> [Given problem]: Copy each line below that contains "system".

################

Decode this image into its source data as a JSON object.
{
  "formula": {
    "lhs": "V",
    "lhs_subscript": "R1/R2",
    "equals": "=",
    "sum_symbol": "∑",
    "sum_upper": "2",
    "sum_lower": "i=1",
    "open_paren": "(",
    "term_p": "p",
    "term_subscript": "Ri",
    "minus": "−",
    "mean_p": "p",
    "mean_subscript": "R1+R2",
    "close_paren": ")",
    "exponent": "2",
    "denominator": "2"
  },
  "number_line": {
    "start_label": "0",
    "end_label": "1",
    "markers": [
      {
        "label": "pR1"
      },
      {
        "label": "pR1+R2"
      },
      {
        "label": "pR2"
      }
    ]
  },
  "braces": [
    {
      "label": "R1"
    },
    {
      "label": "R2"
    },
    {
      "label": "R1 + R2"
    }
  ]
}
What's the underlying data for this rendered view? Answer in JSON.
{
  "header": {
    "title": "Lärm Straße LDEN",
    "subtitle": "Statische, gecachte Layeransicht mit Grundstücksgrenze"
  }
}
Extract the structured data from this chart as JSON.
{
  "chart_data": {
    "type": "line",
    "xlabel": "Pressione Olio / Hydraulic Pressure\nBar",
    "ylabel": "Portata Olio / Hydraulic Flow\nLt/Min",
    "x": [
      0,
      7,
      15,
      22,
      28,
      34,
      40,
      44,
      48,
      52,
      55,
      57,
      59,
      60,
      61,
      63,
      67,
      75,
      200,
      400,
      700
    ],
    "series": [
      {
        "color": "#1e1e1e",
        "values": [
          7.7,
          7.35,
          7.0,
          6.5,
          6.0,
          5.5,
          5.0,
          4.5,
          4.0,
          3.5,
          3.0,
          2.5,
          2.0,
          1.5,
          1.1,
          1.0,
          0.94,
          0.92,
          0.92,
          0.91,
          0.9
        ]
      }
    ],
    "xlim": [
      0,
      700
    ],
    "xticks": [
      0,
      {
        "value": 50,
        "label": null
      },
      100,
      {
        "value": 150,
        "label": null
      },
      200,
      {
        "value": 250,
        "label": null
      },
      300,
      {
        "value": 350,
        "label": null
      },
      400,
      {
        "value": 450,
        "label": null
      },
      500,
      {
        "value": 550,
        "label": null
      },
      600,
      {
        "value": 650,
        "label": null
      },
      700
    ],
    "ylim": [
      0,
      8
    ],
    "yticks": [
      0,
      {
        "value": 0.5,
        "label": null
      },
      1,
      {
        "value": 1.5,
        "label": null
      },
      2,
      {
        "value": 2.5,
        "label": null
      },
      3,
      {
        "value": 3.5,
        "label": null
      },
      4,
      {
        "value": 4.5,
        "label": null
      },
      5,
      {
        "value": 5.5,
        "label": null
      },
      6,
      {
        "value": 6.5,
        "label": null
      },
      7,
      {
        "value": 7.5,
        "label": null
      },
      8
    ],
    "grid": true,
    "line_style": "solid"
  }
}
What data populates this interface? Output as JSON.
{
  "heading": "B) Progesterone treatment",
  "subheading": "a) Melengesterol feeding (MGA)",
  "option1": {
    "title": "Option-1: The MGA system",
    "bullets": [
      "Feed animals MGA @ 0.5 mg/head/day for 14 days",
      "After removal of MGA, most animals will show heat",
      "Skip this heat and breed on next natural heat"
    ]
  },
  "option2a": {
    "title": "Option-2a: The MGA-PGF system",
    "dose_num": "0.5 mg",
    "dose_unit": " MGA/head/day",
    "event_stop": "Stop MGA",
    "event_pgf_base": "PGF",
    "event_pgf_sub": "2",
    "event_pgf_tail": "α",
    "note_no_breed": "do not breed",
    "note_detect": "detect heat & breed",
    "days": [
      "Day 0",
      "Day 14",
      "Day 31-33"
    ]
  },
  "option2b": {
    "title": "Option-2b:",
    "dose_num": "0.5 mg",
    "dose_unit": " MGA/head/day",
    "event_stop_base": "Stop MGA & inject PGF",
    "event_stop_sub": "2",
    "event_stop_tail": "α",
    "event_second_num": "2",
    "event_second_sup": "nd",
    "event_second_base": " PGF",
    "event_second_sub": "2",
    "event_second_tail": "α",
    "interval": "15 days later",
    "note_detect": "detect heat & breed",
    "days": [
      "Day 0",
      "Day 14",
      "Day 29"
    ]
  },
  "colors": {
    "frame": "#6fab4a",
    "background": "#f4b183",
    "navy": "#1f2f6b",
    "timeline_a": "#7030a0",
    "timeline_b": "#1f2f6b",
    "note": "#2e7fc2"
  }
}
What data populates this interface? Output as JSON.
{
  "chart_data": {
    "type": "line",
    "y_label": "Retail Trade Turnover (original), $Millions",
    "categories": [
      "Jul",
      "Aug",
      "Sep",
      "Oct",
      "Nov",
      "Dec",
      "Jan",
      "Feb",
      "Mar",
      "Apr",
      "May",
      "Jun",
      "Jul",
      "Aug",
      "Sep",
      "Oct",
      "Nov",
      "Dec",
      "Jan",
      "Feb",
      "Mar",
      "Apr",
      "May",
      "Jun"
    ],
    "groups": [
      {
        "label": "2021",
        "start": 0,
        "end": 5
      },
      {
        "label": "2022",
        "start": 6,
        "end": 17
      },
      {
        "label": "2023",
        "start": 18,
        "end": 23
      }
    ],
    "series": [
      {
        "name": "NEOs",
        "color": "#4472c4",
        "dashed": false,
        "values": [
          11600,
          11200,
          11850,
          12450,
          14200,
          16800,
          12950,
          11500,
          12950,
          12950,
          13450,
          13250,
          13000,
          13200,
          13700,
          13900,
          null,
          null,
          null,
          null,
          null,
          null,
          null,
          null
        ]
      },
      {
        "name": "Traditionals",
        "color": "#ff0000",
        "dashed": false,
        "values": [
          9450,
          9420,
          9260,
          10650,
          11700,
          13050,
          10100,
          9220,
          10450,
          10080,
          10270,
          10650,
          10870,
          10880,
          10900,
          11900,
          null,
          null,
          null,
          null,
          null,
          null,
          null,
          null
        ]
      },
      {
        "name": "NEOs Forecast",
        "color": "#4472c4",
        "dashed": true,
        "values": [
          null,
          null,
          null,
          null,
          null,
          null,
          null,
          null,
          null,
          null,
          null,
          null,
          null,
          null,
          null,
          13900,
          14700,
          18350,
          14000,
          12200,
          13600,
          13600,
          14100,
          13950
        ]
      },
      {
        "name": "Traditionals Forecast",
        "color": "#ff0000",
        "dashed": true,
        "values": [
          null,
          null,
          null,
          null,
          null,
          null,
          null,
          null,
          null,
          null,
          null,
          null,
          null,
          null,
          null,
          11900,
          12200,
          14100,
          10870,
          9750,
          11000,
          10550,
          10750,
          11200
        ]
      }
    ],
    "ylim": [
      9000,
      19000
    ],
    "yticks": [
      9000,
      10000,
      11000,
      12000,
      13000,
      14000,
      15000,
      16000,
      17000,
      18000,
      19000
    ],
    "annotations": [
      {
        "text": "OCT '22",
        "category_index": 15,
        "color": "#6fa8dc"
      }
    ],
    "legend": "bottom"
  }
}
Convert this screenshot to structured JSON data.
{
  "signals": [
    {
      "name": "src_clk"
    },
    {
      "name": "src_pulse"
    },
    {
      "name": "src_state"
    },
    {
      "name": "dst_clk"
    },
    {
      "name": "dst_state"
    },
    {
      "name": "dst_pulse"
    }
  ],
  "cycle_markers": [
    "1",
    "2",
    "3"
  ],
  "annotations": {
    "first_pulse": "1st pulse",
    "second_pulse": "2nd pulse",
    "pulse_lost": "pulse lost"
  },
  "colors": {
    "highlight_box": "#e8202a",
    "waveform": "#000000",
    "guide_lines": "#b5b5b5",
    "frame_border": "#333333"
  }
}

################

> [Response]:
    "title": "Option-1: The MGA system",
    "title": "Option-2a: The MGA-PGF system",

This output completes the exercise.